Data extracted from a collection
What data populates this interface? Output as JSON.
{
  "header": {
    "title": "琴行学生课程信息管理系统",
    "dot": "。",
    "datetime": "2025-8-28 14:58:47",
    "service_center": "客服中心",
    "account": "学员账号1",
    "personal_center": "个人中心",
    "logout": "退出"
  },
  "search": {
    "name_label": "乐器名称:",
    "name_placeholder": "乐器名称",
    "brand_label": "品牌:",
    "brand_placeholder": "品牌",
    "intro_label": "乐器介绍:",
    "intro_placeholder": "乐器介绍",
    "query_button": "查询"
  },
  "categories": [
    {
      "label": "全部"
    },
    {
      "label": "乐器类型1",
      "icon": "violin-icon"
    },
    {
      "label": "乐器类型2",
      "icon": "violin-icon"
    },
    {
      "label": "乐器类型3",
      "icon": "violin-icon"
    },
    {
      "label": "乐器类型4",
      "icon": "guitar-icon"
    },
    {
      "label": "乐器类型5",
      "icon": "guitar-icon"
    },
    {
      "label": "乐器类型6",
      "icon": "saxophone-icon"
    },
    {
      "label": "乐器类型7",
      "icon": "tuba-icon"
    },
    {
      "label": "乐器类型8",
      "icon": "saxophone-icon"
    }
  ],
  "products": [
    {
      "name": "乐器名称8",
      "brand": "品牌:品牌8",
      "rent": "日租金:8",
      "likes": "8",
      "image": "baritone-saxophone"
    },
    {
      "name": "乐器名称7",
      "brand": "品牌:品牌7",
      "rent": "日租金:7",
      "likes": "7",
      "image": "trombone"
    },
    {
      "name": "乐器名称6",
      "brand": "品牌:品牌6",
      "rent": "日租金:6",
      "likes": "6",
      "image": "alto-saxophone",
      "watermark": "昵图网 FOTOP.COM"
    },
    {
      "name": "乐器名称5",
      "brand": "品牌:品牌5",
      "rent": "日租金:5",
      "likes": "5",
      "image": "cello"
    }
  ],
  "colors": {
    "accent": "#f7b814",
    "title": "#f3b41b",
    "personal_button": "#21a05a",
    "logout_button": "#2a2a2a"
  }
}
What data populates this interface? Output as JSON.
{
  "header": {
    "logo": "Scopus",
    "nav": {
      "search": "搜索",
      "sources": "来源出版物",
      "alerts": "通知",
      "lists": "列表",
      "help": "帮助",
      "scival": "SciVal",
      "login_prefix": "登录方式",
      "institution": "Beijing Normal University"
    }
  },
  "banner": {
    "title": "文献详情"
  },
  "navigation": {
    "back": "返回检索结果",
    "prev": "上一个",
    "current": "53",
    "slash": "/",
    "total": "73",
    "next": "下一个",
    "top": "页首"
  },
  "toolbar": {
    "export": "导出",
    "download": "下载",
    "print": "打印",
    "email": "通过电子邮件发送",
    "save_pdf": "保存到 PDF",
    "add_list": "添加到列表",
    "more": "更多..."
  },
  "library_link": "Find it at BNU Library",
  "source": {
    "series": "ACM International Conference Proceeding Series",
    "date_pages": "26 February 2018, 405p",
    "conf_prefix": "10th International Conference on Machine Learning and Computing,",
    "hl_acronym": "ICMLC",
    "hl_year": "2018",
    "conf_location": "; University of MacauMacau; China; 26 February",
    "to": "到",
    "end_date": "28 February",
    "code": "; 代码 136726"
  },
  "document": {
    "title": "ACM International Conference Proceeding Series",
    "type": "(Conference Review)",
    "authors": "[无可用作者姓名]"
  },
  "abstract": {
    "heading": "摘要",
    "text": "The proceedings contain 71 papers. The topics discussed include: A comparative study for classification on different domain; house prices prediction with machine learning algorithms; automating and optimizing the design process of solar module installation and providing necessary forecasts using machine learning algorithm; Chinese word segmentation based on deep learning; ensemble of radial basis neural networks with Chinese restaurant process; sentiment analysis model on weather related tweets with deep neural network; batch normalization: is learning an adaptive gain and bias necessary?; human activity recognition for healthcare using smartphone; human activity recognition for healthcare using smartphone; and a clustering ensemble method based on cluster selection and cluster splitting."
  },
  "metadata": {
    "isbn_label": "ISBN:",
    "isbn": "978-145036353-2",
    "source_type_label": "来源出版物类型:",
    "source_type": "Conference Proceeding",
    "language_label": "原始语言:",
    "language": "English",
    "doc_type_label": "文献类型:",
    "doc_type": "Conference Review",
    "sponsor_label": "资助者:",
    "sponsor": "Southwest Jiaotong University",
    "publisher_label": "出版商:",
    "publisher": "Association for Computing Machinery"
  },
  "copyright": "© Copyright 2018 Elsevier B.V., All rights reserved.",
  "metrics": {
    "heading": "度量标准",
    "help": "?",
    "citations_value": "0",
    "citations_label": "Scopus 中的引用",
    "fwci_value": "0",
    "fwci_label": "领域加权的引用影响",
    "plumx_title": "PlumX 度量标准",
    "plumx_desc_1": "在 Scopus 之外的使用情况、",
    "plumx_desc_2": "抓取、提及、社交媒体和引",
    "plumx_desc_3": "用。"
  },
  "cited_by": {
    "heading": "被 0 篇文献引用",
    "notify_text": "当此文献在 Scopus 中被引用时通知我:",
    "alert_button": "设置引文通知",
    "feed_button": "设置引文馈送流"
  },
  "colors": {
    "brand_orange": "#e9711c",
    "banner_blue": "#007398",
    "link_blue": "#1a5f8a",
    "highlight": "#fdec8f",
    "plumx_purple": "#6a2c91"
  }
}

* WORK INSTRUCTIONS: Go over the records above line by line and count those holding the word "Review". Reply only with the number.

* RESULT OF THIS TASK: 2